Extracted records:
.....

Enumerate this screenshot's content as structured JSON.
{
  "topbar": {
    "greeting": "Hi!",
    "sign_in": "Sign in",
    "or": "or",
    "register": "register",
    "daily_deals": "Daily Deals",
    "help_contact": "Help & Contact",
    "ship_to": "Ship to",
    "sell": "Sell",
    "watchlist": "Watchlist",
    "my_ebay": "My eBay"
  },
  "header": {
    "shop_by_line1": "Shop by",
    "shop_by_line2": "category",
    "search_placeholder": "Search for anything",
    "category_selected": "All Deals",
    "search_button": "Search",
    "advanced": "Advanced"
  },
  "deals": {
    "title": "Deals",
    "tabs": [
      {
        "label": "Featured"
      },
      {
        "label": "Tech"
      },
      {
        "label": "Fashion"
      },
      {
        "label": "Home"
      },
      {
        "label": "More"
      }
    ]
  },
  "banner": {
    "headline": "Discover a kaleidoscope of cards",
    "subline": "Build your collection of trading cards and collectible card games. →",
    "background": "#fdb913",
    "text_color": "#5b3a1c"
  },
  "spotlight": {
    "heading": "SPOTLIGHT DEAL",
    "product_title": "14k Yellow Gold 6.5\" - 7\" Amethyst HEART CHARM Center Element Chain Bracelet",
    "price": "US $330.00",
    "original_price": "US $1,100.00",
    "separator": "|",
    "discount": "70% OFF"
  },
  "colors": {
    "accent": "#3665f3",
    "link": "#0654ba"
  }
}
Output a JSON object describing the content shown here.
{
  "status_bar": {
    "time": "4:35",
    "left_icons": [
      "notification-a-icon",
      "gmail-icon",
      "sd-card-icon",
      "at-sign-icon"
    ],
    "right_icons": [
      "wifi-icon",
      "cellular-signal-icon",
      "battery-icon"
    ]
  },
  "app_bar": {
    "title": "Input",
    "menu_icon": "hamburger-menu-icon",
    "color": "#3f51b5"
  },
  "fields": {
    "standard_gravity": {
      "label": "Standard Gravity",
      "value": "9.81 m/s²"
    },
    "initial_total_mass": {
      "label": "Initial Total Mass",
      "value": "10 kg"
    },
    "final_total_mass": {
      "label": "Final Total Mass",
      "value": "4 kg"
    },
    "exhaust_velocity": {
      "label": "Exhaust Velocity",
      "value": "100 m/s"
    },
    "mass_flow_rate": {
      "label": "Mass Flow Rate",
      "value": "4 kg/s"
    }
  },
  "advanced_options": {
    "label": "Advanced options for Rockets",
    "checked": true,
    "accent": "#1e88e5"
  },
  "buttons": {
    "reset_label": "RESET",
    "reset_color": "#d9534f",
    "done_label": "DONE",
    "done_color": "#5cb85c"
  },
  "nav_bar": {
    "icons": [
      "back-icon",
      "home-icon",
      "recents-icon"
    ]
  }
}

.....

Task description:
Write out the material exactly as given.

Solution:
Enumerate this screenshot's content as structured JSON.
{
  "topbar": {
    "greeting": "Hi!",
    "sign_in": "Sign in",
    "or": "or",
    "register": "register",
    "daily_deals": "Daily Deals",
    "help_contact": "Help & Contact",
    "ship_to": "Ship to",
    "sell": "Sell",
    "watchlist": "Watchlist",
    "my_ebay": "My eBay"
  },
  "header": {
    "shop_by_line1": "Shop by",
    "shop_by_line2": "category",
    "search_placeholder": "Search for anything",
    "category_selected": "All Deals",
    "search_button": "Search",
    "advanced": "Advanced"
  },
  "deals": {
    "title": "Deals",
    "tabs": [
      {
        "label": "Featured"
      },
      {
        "label": "Tech"
      },
      {
        "label": "Fashion"
      },
      {
        "label": "Home"
      },
      {
        "label": "More"
      }
    ]
  },
  "banner": {
    "headline": "Discover a kaleidoscope of cards",
    "subline": "Build your collection of trading cards and collectible card games. →",
    "background": "#fdb913",
    "text_color": "#5b3a1c"
  },
  "spotlight": {
    "heading": "SPOTLIGHT DEAL",
    "product_title": "14k Yellow Gold 6.5\" - 7\" Amethyst HEART CHARM Center Element Chain Bracelet",
    "price": "US $330.00",
    "original_price": "US $1,100.00",
    "separator": "|",
    "discount": "70% OFF"
  },
  "colors": {
    "accent": "#3665f3",
    "link": "#0654ba"
  }
}
Output a JSON object describing the content shown here.
{
  "status_bar": {
    "time": "4:35",
    "left_icons": [
      "notification-a-icon",
      "gmail-icon",
      "sd-card-icon",
      "at-sign-icon"
    ],
    "right_icons": [
      "wifi-icon",
      "cellular-signal-icon",
      "battery-icon"
    ]
  },
  "app_bar": {
    "title": "Input",
    "menu_icon": "hamburger-menu-icon",
    "color": "#3f51b5"
  },
  "fields": {
    "standard_gravity": {
      "label": "Standard Gravity",
      "value": "9.81 m/s²"
    },
    "initial_total_mass": {
      "label": "Initial Total Mass",
      "value": "10 kg"
    },
    "final_total_mass": {
      "label": "Final Total Mass",
      "value": "4 kg"
    },
    "exhaust_velocity": {
      "label": "Exhaust Velocity",
      "value": "100 m/s"
    },
    "mass_flow_rate": {
      "label": "Mass Flow Rate",
      "value": "4 kg/s"
    }
  },
  "advanced_options": {
    "label": "Advanced options for Rockets",
    "checked": true,
    "accent": "#1e88e5"
  },
  "buttons": {
    "reset_label": "RESET",
    "reset_color": "#d9534f",
    "done_label": "DONE",
    "done_color": "#5cb85c"
  },
  "nav_bar": {
    "icons": [
      "back-icon",
      "home-icon",
      "recents-icon"
    ]
  }
}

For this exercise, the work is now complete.